### Given problem:
Copy out the forum thread about the misting system below word for word, from its first line to its last.

### Excerpted passage:
[START]

Its actually 3 tier, bottom is sump + chiller (haven't got the chiller yet, need a 2nd hand chiller, if any please PM me :Wink: ), 2nd middle tier is the 3 Guards and top tier is the main breeding tank  :Evil:

----------


## eddy planer

Hey Desmond

Your projects are absolutely awesome! I must say,,,bow down! bow down !

You bought Mistking? you got booster pump as well , too?

How much you got it may i ask?

----------


## dkk08

> Hey Desmond
> 
> Your projects are absolutely awesome! I must say,,,bow down! bow down !
> 
> You bought Mistking? you got booster pump as well , too?
> 
> How much you got it may i ask?


Awesome? Not as awesome as yours Eddy, I "Lego Stack" my setup most of the time (too lazy as I said :Razz: ) and your 6ft Palu is all DIY somemore  :Smug: 

Nope I didn't get Mist King, I got the misting system from Vivaria Projects, I can PM you their local contact... their basic misting system is $295 (booster pump, tubings, in-line filter, 2 nozzles and 1 Tee Connector) quite good in my opinion  :Smile:

----------


## David Moses Heng

yo! YOu had better come help me at your son school...

More or less confirm...

Whole package :Grin:

----------


## eddy planer

> Nope I didn't get Mist King, I got the misting system from Vivaria Projects, I can PM you their local contact... their basic misting system is $295 (booster pump, tubings, in-line filter, 2 nozzles and 1 Tee Connector) quite good in my opinion


SGD295 come with courier charges?

[END]

### Data section:
[START]

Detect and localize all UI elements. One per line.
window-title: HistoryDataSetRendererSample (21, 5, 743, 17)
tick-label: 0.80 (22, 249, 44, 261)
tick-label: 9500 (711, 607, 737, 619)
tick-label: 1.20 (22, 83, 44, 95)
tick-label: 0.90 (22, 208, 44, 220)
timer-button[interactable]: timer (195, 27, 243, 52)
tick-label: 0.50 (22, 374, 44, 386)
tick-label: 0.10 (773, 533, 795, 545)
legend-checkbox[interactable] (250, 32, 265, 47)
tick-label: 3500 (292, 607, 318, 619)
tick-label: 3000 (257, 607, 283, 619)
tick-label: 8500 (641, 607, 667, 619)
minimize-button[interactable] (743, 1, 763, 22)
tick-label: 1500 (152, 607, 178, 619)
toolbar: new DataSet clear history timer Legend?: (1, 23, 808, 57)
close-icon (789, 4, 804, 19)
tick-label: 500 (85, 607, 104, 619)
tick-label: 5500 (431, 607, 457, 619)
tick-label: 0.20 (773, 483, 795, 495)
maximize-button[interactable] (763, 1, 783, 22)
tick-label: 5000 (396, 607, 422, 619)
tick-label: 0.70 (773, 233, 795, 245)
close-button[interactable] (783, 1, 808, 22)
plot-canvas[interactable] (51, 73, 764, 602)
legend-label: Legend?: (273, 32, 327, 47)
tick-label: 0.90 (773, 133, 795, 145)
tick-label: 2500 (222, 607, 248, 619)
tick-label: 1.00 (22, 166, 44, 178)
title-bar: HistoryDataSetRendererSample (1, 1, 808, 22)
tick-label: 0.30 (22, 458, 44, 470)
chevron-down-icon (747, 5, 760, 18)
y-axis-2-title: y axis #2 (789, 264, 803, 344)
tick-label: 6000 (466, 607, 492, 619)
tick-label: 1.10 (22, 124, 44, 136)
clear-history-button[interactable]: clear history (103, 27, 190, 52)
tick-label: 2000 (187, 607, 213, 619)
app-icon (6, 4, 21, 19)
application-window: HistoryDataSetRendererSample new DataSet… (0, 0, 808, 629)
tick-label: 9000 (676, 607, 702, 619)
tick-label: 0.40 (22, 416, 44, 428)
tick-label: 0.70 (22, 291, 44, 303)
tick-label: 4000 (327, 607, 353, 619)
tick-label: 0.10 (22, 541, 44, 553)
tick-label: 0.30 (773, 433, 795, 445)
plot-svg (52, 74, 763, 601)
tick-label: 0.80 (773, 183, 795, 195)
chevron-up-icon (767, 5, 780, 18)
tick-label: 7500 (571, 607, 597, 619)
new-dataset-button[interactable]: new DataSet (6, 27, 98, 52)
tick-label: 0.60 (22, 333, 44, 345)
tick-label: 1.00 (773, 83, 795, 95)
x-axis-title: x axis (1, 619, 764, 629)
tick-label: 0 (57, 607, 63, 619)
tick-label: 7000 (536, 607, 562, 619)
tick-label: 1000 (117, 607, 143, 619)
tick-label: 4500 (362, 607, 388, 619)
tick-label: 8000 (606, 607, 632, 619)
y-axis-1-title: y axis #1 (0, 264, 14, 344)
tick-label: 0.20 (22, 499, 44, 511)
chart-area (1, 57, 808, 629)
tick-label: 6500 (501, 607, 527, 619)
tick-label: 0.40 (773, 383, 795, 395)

[END]

### Solution for this exercise:
Its actually 3 tier, bottom is sump + chiller (haven't got the chiller yet, need a 2nd hand chiller, if any please PM me :Wink: ), 2nd middle tier is the 3 Guards and top tier is the main breeding tank  :Evil:

----------


## eddy planer

Hey Desmond

Your projects are absolutely awesome! I must say,,,bow down! bow down !

You bought Mistking? you got booster pump as well , too?

How much you got it may i ask?

----------


## dkk08

> Hey Desmond
> 
> Your projects are absolutely awesome! I must say,,,bow down! bow down !
> 
> You bought Mistking? you got booster pump as well , too?
> 
> How much you got it may i ask?


Awesome? Not as awesome as yours Eddy, I "Lego Stack" my setup most of the time (too lazy as I said :Razz: ) and your 6ft Palu is all DIY somemore  :Smug: 

Nope I didn't get Mist King, I got the misting system from Vivaria Projects, I can PM you their local contact... their basic misting system is $295 (booster pump, tubings, in-line filter, 2 nozzles and 1 Tee Connector) quite good in my opinion  :Smile:

----------


## David Moses Heng

yo! YOu had better come help me at your son school...

More or less confirm...

Whole package :Grin:

----------


## eddy planer

> Nope I didn't get Mist King, I got the misting system from Vivaria Projects, I can PM you their local contact... their basic misting system is $295 (booster pump, tubings, in-line filter, 2 nozzles and 1 Tee Connector) quite good in my opinion


SGD295 come with courier charges?